(EXERCISE BRIEF): Repeat each line exactly as it is written.

(RECORDS FOR THE TASK):
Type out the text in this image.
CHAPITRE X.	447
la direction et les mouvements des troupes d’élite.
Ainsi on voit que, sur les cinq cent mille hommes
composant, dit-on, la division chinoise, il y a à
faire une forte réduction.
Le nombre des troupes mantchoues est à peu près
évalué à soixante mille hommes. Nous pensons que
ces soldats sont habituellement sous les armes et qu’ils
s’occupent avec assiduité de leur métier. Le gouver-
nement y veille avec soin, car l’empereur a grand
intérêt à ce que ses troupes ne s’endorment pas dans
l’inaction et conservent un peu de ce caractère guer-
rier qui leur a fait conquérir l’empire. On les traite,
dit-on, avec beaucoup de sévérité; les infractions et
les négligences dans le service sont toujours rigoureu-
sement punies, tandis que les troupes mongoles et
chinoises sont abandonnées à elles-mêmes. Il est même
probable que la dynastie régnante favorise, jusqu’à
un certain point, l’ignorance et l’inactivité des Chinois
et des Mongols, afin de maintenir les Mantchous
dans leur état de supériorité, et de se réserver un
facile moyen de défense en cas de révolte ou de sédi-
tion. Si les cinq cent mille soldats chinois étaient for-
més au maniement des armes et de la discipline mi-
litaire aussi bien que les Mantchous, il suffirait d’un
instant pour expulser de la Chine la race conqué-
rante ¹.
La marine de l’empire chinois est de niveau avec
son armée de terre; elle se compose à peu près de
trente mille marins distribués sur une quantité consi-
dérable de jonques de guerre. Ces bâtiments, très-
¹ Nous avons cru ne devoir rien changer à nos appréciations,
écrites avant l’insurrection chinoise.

(SOLUTION TO THIS PROBLEM):
Type out the text in this image.
CHAPITRE X.	447
la direction et les mouvements des troupes d’élite.
Ainsi on voit que, sur les cinq cent mille hommes
composant, dit-on, la division chinoise, il y a à
faire une forte réduction.
Le nombre des troupes mantchoues est à peu près
évalué à soixante mille hommes. Nous pensons que
ces soldats sont habituellement sous les armes et qu’ils
s’occupent avec assiduité de leur métier. Le gouver-
nement y veille avec soin, car l’empereur a grand
intérêt à ce que ses troupes ne s’endorment pas dans
l’inaction et conservent un peu de ce caractère guer-
rier qui leur a fait conquérir l’empire. On les traite,
dit-on, avec beaucoup de sévérité; les infractions et
les négligences dans le service sont toujours rigoureu-
sement punies, tandis que les troupes mongoles et
chinoises sont abandonnées à elles-mêmes. Il est même
probable que la dynastie régnante favorise, jusqu’à
un certain point, l’ignorance et l’inactivité des Chinois
et des Mongols, afin de maintenir les Mantchous
dans leur état de supériorité, et de se réserver un
facile moyen de défense en cas de révolte ou de sédi-
tion. Si les cinq cent mille soldats chinois étaient for-
més au maniement des armes et de la discipline mi-
litaire aussi bien que les Mantchous, il suffirait d’un
instant pour expulser de la Chine la race conqué-
rante ¹.
La marine de l’empire chinois est de niveau avec
son armée de terre; elle se compose à peu près de
trente mille marins distribués sur une quantité consi-
dérable de jonques de guerre. Ces bâtiments, très-
¹ Nous avons cru ne devoir rien changer à nos appréciations,
écrites avant l’insurrection chinoise.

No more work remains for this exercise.